_Goal of the exercise_
Extract the complete data exactly as given.

== Record excerpts

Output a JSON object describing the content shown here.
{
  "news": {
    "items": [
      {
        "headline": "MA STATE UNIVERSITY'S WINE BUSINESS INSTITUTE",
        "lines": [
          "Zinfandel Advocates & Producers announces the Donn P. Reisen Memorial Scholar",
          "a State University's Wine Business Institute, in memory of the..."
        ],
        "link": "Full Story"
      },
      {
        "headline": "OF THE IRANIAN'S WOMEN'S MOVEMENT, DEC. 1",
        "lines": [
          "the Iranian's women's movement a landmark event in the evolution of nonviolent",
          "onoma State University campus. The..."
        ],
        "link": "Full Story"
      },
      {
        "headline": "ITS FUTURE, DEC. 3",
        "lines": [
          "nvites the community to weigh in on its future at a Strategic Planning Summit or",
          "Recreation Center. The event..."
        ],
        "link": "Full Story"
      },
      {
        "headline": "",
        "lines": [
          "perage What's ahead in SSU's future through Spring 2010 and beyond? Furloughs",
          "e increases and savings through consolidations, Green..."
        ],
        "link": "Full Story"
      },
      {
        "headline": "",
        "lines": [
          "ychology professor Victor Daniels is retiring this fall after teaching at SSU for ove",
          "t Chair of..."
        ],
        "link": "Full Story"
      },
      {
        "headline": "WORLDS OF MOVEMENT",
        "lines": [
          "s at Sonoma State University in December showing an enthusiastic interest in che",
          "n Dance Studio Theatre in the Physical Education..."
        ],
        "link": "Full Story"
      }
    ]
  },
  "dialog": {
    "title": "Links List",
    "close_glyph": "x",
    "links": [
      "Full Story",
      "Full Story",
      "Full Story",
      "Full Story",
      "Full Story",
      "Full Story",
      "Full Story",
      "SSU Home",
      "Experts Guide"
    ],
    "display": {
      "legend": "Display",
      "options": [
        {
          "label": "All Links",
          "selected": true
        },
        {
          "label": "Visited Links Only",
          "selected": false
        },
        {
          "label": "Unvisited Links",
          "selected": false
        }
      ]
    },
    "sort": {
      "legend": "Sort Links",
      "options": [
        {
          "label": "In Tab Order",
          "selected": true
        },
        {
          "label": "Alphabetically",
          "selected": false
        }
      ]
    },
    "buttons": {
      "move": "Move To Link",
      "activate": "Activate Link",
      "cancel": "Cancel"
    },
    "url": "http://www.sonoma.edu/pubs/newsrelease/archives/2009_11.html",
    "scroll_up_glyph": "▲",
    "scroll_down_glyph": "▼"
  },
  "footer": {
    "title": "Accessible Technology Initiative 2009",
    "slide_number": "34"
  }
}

====

_Output_
Output a JSON object describing the content shown here.
{
  "news": {
    "items": [
      {
        "headline": "MA STATE UNIVERSITY'S WINE BUSINESS INSTITUTE",
        "lines": [
          "Zinfandel Advocates & Producers announces the Donn P. Reisen Memorial Scholar",
          "a State University's Wine Business Institute, in memory of the..."
        ],
        "link": "Full Story"
      },
      {
        "headline": "OF THE IRANIAN'S WOMEN'S MOVEMENT, DEC. 1",
        "lines": [
          "the Iranian's women's movement a landmark event in the evolution of nonviolent",
          "onoma State University campus. The..."
        ],
        "link": "Full Story"
      },
      {
        "headline": "ITS FUTURE, DEC. 3",
        "lines": [
          "nvites the community to weigh in on its future at a Strategic Planning Summit or",
          "Recreation Center. The event..."
        ],
        "link": "Full Story"
      },
      {
        "headline": "",
        "lines": [
          "perage What's ahead in SSU's future through Spring 2010 and beyond? Furloughs",
          "e increases and savings through consolidations, Green..."
        ],
        "link": "Full Story"
      },
      {
        "headline": "",
        "lines": [
          "ychology professor Victor Daniels is retiring this fall after teaching at SSU for ove",
          "t Chair of..."
        ],
        "link": "Full Story"
      },
      {
        "headline": "WORLDS OF MOVEMENT",
        "lines": [
          "s at Sonoma State University in December showing an enthusiastic interest in che",
          "n Dance Studio Theatre in the Physical Education..."
        ],
        "link": "Full Story"
      }
    ]
  },
  "dialog": {
    "title": "Links List",
    "close_glyph": "x",
    "links": [
      "Full Story",
      "Full Story",
      "Full Story",
      "Full Story",
      "Full Story",
      "Full Story",
      "Full Story",
      "SSU Home",
      "Experts Guide"
    ],
    "display": {
      "legend": "Display",
      "options": [
        {
          "label": "All Links",
          "selected": true
        },
        {
          "label": "Visited Links Only",
          "selected": false
        },
        {
          "label": "Unvisited Links",
          "selected": false
        }
      ]
    },
    "sort": {
      "legend": "Sort Links",
      "options": [
        {
          "label": "In Tab Order",
          "selected": true
        },
        {
          "label": "Alphabetically",
          "selected": false
        }
      ]
    },
    "buttons": {
      "move": "Move To Link",
      "activate": "Activate Link",
      "cancel": "Cancel"
    },
    "url": "http://www.sonoma.edu/pubs/newsrelease/archives/2009_11.html",
    "scroll_up_glyph": "▲",
    "scroll_down_glyph": "▼"
  },
  "footer": {
    "title": "Accessible Technology Initiative 2009",
    "slide_number": "34"
  }
}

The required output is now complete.